▶ [Work task]:
Produce a copy of every line in the records that holds the string "count".

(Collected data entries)
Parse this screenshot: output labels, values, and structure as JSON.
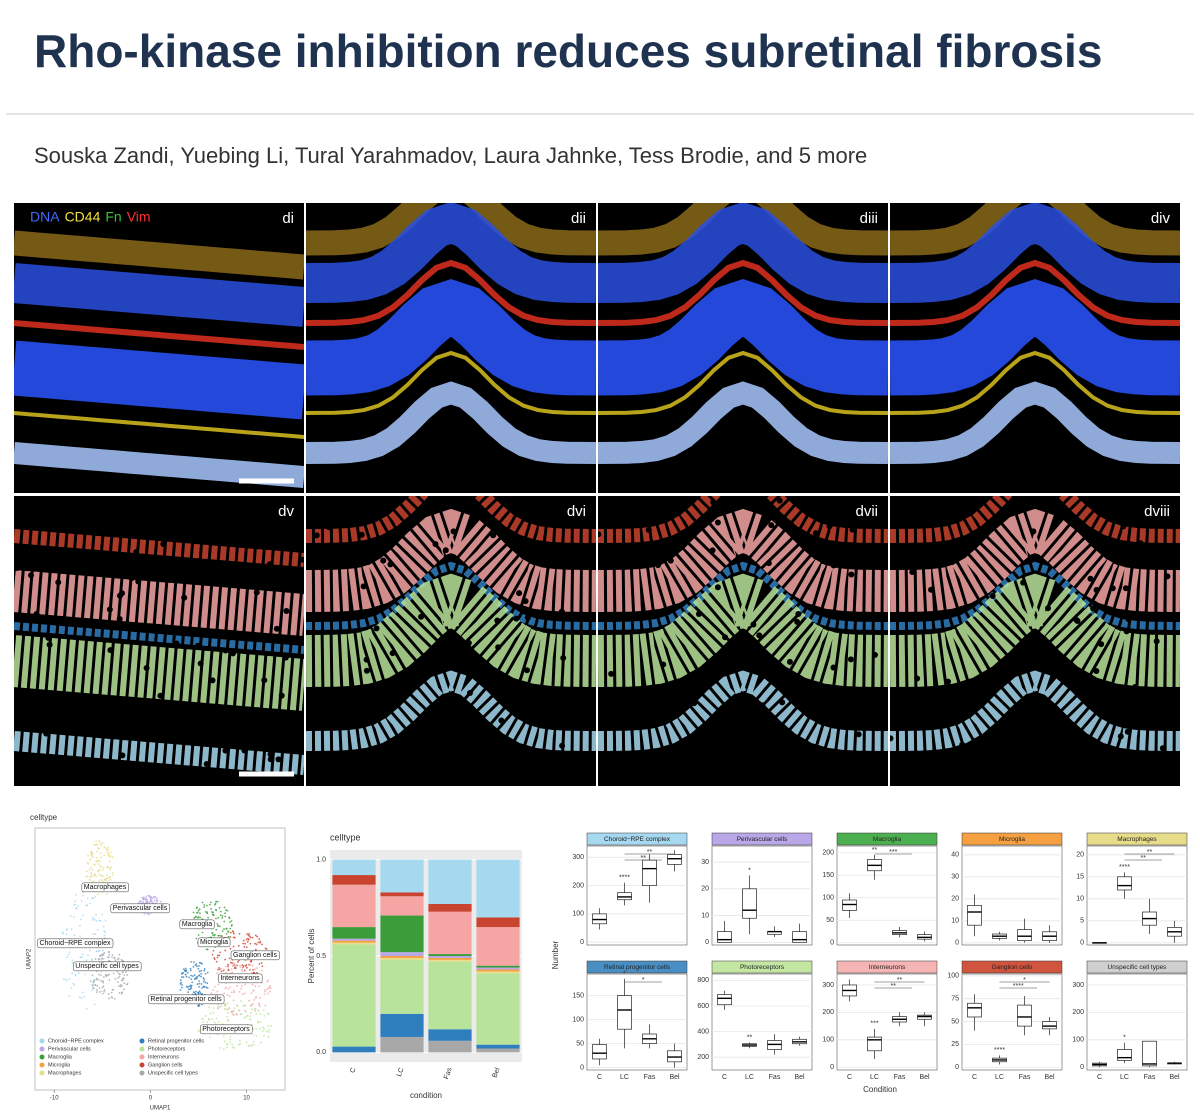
{
  "header": {
    "title": "Rho-kinase inhibition reduces subretinal fibrosis",
    "authors": "Souska Zandi, Yuebing Li, Tural Yarahmadov, Laura Jahnke, Tess Brodie, and 5 more"
  },
  "micrographs": {
    "stain_legend": [
      {
        "text": "DNA",
        "color": "#3b6cff"
      },
      {
        "text": "CD44",
        "color": "#f2e03a"
      },
      {
        "text": "Fn",
        "color": "#38c23a"
      },
      {
        "text": "Vim",
        "color": "#ff3030"
      }
    ],
    "panels": [
      "di",
      "dii",
      "diii",
      "div",
      "dv",
      "dvi",
      "dvii",
      "dviii"
    ]
  },
  "umap": {
    "title": "celltype",
    "x_label": "UMAP1",
    "y_label": "UMAP2",
    "xticks": [
      -10,
      0,
      10
    ],
    "xlim": [
      -12,
      14
    ],
    "clusters": [
      "Macrophages",
      "Perivascular cells",
      "Choroid−RPE complex",
      "Unspecific cell types",
      "Macroglia",
      "Microglia",
      "Ganglion cells",
      "Interneurons",
      "Retinal progenitor cells",
      "Photoreceptors"
    ],
    "legend": [
      {
        "name": "Choroid−RPE complex",
        "color": "#a6d8ef"
      },
      {
        "name": "Perivascular cells",
        "color": "#b9a7e8"
      },
      {
        "name": "Macroglia",
        "color": "#3a9d3a"
      },
      {
        "name": "Microglia",
        "color": "#f5a142"
      },
      {
        "name": "Macrophages",
        "color": "#e6dc8a"
      },
      {
        "name": "Retinal progenitor cells",
        "color": "#2f7fbf"
      },
      {
        "name": "Photoreceptors",
        "color": "#b8e39a"
      },
      {
        "name": "Interneurons",
        "color": "#f6a5a5"
      },
      {
        "name": "Ganglion cells",
        "color": "#c8442e"
      },
      {
        "name": "Unspecific cell types",
        "color": "#a8a8a8"
      }
    ]
  },
  "chart_data": [
    {
      "type": "stacked_bar",
      "title": "celltype",
      "x_label": "condition",
      "y_label": "Percent of cells",
      "categories": [
        "C",
        "LC",
        "Fas",
        "Bel"
      ],
      "ylim": [
        -0.05,
        1.05
      ],
      "yticks": [
        {
          "value": 0,
          "label": "0.0"
        },
        {
          "value": 0.5,
          "label": "0.5"
        },
        {
          "value": 1,
          "label": "1.0"
        }
      ],
      "series": [
        {
          "color": "#a8a8a8",
          "values": [
            0,
            0.08,
            0.06,
            0.02
          ]
        },
        {
          "color": "#2f7fbf",
          "values": [
            0.03,
            0.12,
            0.06,
            0.02
          ]
        },
        {
          "color": "#b8e39a",
          "values": [
            0.53,
            0.28,
            0.35,
            0.37
          ]
        },
        {
          "color": "#e6dc8a",
          "values": [
            0.01,
            0.01,
            0.01,
            0.01
          ]
        },
        {
          "color": "#f5a142",
          "values": [
            0.01,
            0.01,
            0.01,
            0.01
          ]
        },
        {
          "color": "#b9a7e8",
          "values": [
            0.01,
            0.02,
            0.01,
            0.01
          ]
        },
        {
          "color": "#3a9d3a",
          "values": [
            0.06,
            0.19,
            0.01,
            0.01
          ]
        },
        {
          "color": "#f6a5a5",
          "values": [
            0.22,
            0.1,
            0.22,
            0.2
          ]
        },
        {
          "color": "#c8442e",
          "values": [
            0.05,
            0.02,
            0.04,
            0.05
          ]
        },
        {
          "color": "#a6d8ef",
          "values": [
            0.08,
            0.17,
            0.23,
            0.3
          ]
        }
      ]
    },
    {
      "type": "box",
      "x_label": "Condition",
      "y_label": "Number",
      "categories": [
        "C",
        "LC",
        "Fas",
        "Bel"
      ],
      "panels": [
        {
          "title": "Choroid−RPE complex",
          "color": "#a6d8ef",
          "ylim": [
            -10,
            340
          ],
          "yticks": [
            0,
            100,
            200,
            300
          ],
          "significance": [
            "****",
            "**",
            "**"
          ],
          "boxes": [
            [
              45,
              65,
              80,
              100,
              120
            ],
            [
              130,
              150,
              160,
              175,
              210
            ],
            [
              140,
              200,
              260,
              290,
              310
            ],
            [
              250,
              275,
              295,
              310,
              325
            ]
          ]
        },
        {
          "title": "Perivascular cells",
          "color": "#b9a7e8",
          "ylim": [
            -1,
            36
          ],
          "yticks": [
            0,
            10,
            20,
            30
          ],
          "significance": [
            "*"
          ],
          "boxes": [
            [
              0,
              0,
              1,
              4,
              8
            ],
            [
              3,
              9,
              12,
              20,
              25
            ],
            [
              2,
              3,
              4,
              4,
              6
            ],
            [
              0,
              0,
              1,
              4,
              7
            ]
          ]
        },
        {
          "title": "Macroglia",
          "color": "#4caf50",
          "ylim": [
            -5,
            215
          ],
          "yticks": [
            0,
            50,
            100,
            150,
            200
          ],
          "significance": [
            "**",
            "***"
          ],
          "boxes": [
            [
              55,
              72,
              85,
              95,
              110
            ],
            [
              140,
              160,
              172,
              185,
              195
            ],
            [
              12,
              18,
              22,
              27,
              35
            ],
            [
              3,
              8,
              12,
              18,
              25
            ]
          ]
        },
        {
          "title": "Microglia",
          "color": "#f5a142",
          "ylim": [
            -1,
            44
          ],
          "yticks": [
            0,
            10,
            20,
            30,
            40
          ],
          "significance": [],
          "boxes": [
            [
              3,
              8,
              14,
              17,
              22
            ],
            [
              1,
              2,
              3,
              4,
              5
            ],
            [
              0,
              1,
              3,
              6,
              11
            ],
            [
              0,
              1,
              3,
              5,
              8
            ]
          ]
        },
        {
          "title": "Macrophages",
          "color": "#e6dc8a",
          "ylim": [
            -0.5,
            22
          ],
          "yticks": [
            0,
            5,
            10,
            15,
            20
          ],
          "significance": [
            "****",
            "**",
            "**"
          ],
          "boxes": [
            [
              0,
              0,
              0,
              0,
              0
            ],
            [
              10,
              12,
              13,
              15,
              16
            ],
            [
              2,
              4,
              5.5,
              7,
              10
            ],
            [
              0,
              1.5,
              2.5,
              3.5,
              5
            ]
          ]
        },
        {
          "title": "Retinal progenitor cells",
          "color": "#4a8fc4",
          "ylim": [
            -5,
            195
          ],
          "yticks": [
            0,
            50,
            100,
            150
          ],
          "significance": [
            "*",
            "*"
          ],
          "boxes": [
            [
              5,
              18,
              30,
              48,
              60
            ],
            [
              40,
              80,
              120,
              150,
              185
            ],
            [
              40,
              50,
              60,
              70,
              90
            ],
            [
              0,
              12,
              22,
              35,
              50
            ]
          ]
        },
        {
          "title": "Photoreceptors",
          "color": "#c4e6a3",
          "ylim": [
            100,
            850
          ],
          "yticks": [
            200,
            400,
            600,
            800
          ],
          "significance": [
            "**"
          ],
          "boxes": [
            [
              570,
              610,
              660,
              690,
              720
            ],
            [
              270,
              285,
              295,
              305,
              315
            ],
            [
              220,
              260,
              300,
              330,
              380
            ],
            [
              290,
              305,
              320,
              340,
              360
            ]
          ]
        },
        {
          "title": "Interneurons",
          "color": "#f6b5b5",
          "ylim": [
            -10,
            340
          ],
          "yticks": [
            0,
            100,
            200,
            300
          ],
          "significance": [
            "***",
            "**",
            "**"
          ],
          "boxes": [
            [
              240,
              260,
              280,
              300,
              320
            ],
            [
              30,
              60,
              100,
              110,
              140
            ],
            [
              150,
              165,
              175,
              185,
              200
            ],
            [
              150,
              175,
              185,
              190,
              200
            ]
          ]
        },
        {
          "title": "Ganglion cells",
          "color": "#d1553e",
          "ylim": [
            -3,
            102
          ],
          "yticks": [
            0,
            25,
            50,
            75,
            100
          ],
          "significance": [
            "****",
            "****",
            "*"
          ],
          "boxes": [
            [
              40,
              55,
              65,
              70,
              80
            ],
            [
              3,
              6,
              8,
              10,
              13
            ],
            [
              35,
              45,
              55,
              68,
              78
            ],
            [
              35,
              42,
              45,
              50,
              55
            ]
          ]
        },
        {
          "title": "Unspecific cell types",
          "color": "#cfcfcf",
          "ylim": [
            -10,
            340
          ],
          "yticks": [
            0,
            100,
            200,
            300
          ],
          "significance": [
            "*"
          ],
          "boxes": [
            [
              0,
              5,
              10,
              15,
              20
            ],
            [
              15,
              25,
              35,
              65,
              90
            ],
            [
              0,
              5,
              12,
              95,
              95
            ],
            [
              10,
              12,
              15,
              15,
              20
            ]
          ]
        }
      ]
    }
  ]
}
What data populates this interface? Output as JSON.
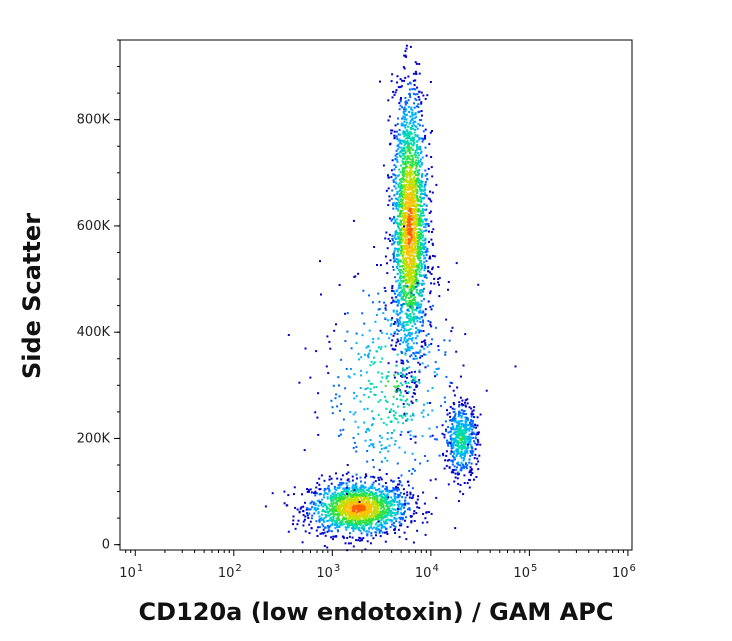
{
  "chart_data": {
    "type": "scatter",
    "title": "",
    "xlabel": "CD120a (low endotoxin) / GAM APC",
    "ylabel": "Side Scatter",
    "x_scale": "log",
    "xlim": [
      7,
      1100000
    ],
    "ylim": [
      -10000,
      950000
    ],
    "x_ticks": [
      {
        "value": 10,
        "base": "10",
        "exp": "1"
      },
      {
        "value": 100,
        "base": "10",
        "exp": "2"
      },
      {
        "value": 1000,
        "base": "10",
        "exp": "3"
      },
      {
        "value": 10000,
        "base": "10",
        "exp": "4"
      },
      {
        "value": 100000,
        "base": "10",
        "exp": "5"
      },
      {
        "value": 1000000,
        "base": "10",
        "exp": "6"
      }
    ],
    "y_ticks": [
      {
        "value": 0,
        "label": "0"
      },
      {
        "value": 200000,
        "label": "200K"
      },
      {
        "value": 400000,
        "label": "400K"
      },
      {
        "value": 600000,
        "label": "600K"
      },
      {
        "value": 800000,
        "label": "800K"
      }
    ],
    "colormap": [
      "#0000cc",
      "#0066ff",
      "#00b0ff",
      "#00d8b0",
      "#30e040",
      "#c0e000",
      "#ffc000",
      "#ff6000",
      "#e00000"
    ],
    "populations": [
      {
        "x_center": 1800,
        "y_center": 70000,
        "x_spread_log10": 0.25,
        "y_spread": 25000,
        "count": 1600
      },
      {
        "x_center": 6000,
        "y_center": 600000,
        "x_spread_log10": 0.09,
        "y_spread": 130000,
        "count": 2200
      },
      {
        "x_center": 20000,
        "y_center": 200000,
        "x_spread_log10": 0.08,
        "y_spread": 35000,
        "count": 500
      },
      {
        "x_center": 4000,
        "y_center": 300000,
        "x_spread_log10": 0.35,
        "y_spread": 110000,
        "count": 450
      }
    ],
    "grid": false,
    "legend": "none"
  }
}
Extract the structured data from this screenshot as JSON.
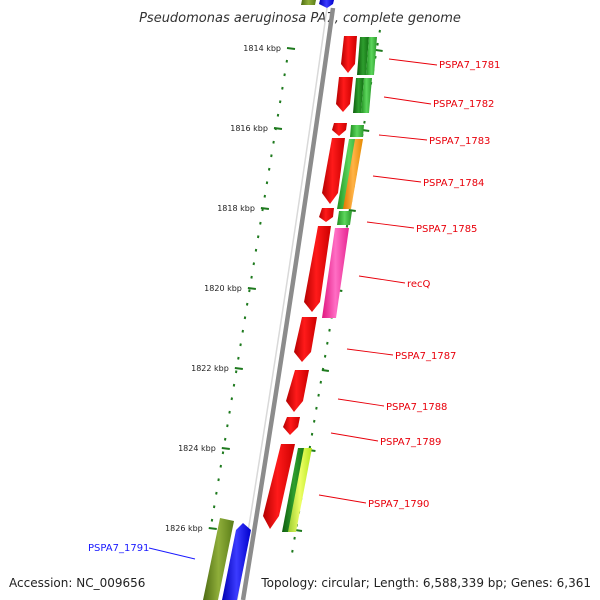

▶ [Response area]:
        "count": 1600
        "count": 2200
        "count": 500
        "count": 450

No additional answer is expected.